Tasks
• 1. Update the improper integrals text between "Improper integrals are" and "of proper integrals.", inclusive, by replacing "singularities" with "infinite discontinuities", and write out that part.
• 2. Answer these questions from the improper integrals text:
(a) In which three fields are improper integrals used?
(b) What is an improper integral converted into when it is evaluated?
(c) What is the last step of the general approach?

Quoted text
What is an Improper Integral?
An improper integral is a definite integral where either the interval of integration is infinite or the integrand has an infinite discontinuity within the interval. These integrals are called "improper" because they cannot be evaluated using the standard techniques for proper integrals.
Improper integrals are used in physics, engineering, and probability to model situations where quantities extend infinitely or have singularities.
How to Evaluate Improper Integrals
Evaluating an improper integral involves converting it into a limit of proper integrals and then evaluating the limit. The general approach is:
- Identify the type of improper integral (infinite interval or infinite discontinuity).
- Rewrite the integral as a limit of proper integrals.
- Evaluate the limit using calculus techniques.
- Determine if the integral converges or diverges.

Stored rows

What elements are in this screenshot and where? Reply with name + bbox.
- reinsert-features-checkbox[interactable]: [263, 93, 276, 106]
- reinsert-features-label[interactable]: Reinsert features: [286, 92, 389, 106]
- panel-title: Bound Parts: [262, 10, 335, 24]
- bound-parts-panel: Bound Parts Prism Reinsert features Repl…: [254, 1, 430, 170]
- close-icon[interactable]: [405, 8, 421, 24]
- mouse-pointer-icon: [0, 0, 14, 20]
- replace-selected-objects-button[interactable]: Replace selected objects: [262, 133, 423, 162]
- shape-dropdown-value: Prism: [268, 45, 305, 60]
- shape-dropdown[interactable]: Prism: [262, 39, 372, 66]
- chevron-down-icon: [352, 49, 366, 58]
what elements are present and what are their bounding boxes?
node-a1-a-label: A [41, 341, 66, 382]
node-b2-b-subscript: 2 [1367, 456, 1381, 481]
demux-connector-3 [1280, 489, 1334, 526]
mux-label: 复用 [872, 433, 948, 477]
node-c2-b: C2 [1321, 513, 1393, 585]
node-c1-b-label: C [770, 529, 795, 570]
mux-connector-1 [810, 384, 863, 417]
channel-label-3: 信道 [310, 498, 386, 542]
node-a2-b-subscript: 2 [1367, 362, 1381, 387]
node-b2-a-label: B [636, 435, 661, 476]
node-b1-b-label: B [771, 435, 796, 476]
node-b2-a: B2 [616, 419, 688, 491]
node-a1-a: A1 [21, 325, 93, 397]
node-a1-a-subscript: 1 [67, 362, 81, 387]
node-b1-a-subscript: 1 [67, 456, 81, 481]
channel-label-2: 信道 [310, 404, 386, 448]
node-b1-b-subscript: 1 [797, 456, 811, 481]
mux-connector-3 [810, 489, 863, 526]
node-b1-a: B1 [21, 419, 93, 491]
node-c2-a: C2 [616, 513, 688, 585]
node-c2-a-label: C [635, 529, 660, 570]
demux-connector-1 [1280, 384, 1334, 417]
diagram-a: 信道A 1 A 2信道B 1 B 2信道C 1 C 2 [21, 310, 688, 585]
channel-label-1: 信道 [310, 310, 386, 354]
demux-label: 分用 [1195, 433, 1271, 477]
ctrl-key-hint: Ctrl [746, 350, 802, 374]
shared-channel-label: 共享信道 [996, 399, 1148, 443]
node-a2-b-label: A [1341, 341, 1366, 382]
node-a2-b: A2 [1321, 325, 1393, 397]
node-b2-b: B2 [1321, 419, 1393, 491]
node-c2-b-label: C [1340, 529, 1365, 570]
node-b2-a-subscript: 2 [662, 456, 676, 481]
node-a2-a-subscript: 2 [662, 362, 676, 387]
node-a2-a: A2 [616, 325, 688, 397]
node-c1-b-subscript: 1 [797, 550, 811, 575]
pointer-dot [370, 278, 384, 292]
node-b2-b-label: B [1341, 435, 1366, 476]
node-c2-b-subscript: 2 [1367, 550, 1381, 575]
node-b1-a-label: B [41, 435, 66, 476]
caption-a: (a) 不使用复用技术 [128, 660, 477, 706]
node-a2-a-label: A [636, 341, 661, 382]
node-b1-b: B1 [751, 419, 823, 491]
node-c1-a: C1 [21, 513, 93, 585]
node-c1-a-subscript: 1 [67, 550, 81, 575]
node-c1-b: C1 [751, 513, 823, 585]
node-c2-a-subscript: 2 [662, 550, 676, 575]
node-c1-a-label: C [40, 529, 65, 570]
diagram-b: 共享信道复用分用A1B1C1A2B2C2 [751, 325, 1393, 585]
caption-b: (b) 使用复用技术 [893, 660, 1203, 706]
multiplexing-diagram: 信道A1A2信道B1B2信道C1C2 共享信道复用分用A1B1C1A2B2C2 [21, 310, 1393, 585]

Complete answers
• 1.
Improper integrals are used in physics, engineering, and probability to model situations where quantities extend infinitely or have infinite discontinuities.
How to Evaluate Improper Integrals
Evaluating an improper integral involves converting it into a limit of proper integrals and then evaluating the limit. The general approach is:
- Identify the type of improper integral (infinite interval or infinite discontinuity).
- Rewrite the integral as a limit of proper integrals.

• 2.
(a) Physics, engineering, and probability.
(b) A limit of proper integrals.
(c) Determine if the integral converges or diverges.